Set problem
Pick out each line in the items below that contains the word "tolerance". Case counts.

Given data
--- Begin ---
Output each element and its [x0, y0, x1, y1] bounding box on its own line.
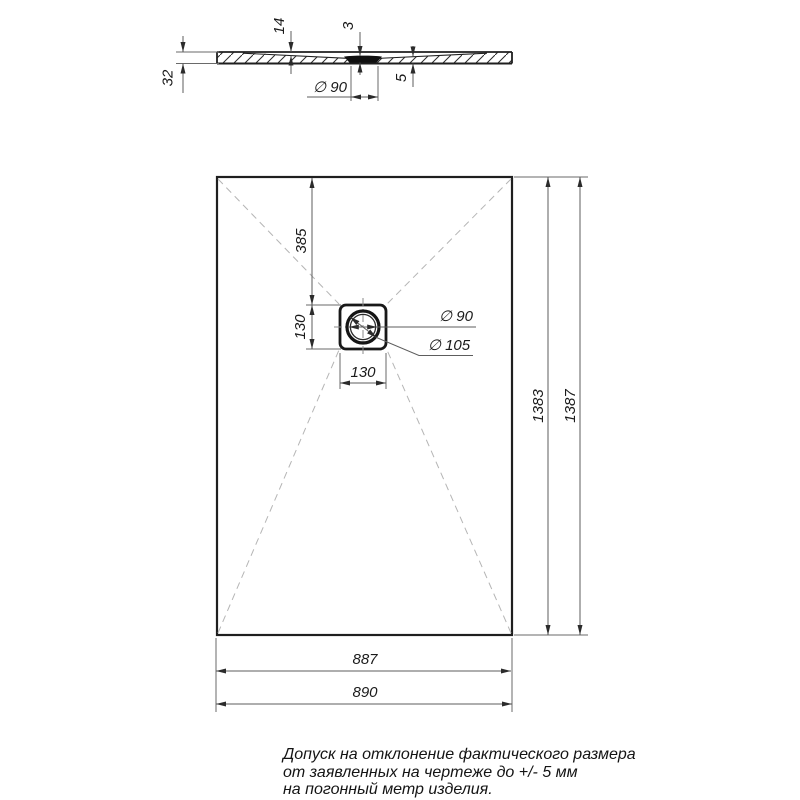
- dim-3-label: 3: [340, 21, 357, 30]
- dim-d90-plan-label: ∅ 90: [439, 308, 474, 325]
- dim-130h-label: 130: [350, 364, 376, 381]
- section-view: 32 14 3 5 ∅ 90: [160, 18, 513, 101]
- tolerance-note-line2: от заявленных на чертеже до +/- 5 мм: [283, 764, 663, 782]
- tray-outline: [217, 177, 512, 635]
- tolerance-note: Допуск на отклонение фактического размер…: [283, 746, 663, 799]
- dim-1383-label: 1383: [530, 389, 547, 423]
- plan-view: 385 130 130 ∅ 90 ∅ 105 1383 1387: [216, 177, 588, 712]
- tolerance-note-line3: на погонный метр изделия.: [283, 781, 663, 799]
- dim-1387-label: 1387: [562, 389, 579, 423]
- dim-5-label: 5: [393, 73, 410, 82]
- dim-890-label: 890: [352, 684, 378, 701]
- dim-32-label: 32: [160, 69, 177, 86]
- slope-diagonals: [218, 179, 511, 633]
- dim-d90-section-label: ∅ 90: [313, 79, 348, 96]
- drawing-sheet: 32 14 3 5 ∅ 90: [0, 0, 800, 800]
- dim-385-label: 385: [293, 228, 310, 254]
- dim-130v-label: 130: [292, 314, 309, 340]
- dim-14-label: 14: [271, 18, 288, 35]
- tolerance-note-line1: Допуск на отклонение фактического размер…: [283, 746, 663, 764]
- plan-dimensions: 385 130 130 ∅ 90 ∅ 105 1383 1387: [216, 177, 588, 712]
- technical-drawing: 32 14 3 5 ∅ 90: [0, 0, 800, 800]
- dim-d105-label: ∅ 105: [428, 337, 471, 354]
- dim-887-label: 887: [352, 651, 378, 668]
- drain-recess: [344, 56, 382, 63]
--- End ---
Final result
- tolerance-note-line2: от заявленных на чертеже до +/- 5 мм: [283, 764, 663, 782]
- tolerance-note: Допуск на отклонение фактического размер…: [283, 746, 663, 799]
- tolerance-note-line3: на погонный метр изделия.: [283, 781, 663, 799]
- tolerance-note-line1: Допуск на отклонение фактического размер…: [283, 746, 663, 764]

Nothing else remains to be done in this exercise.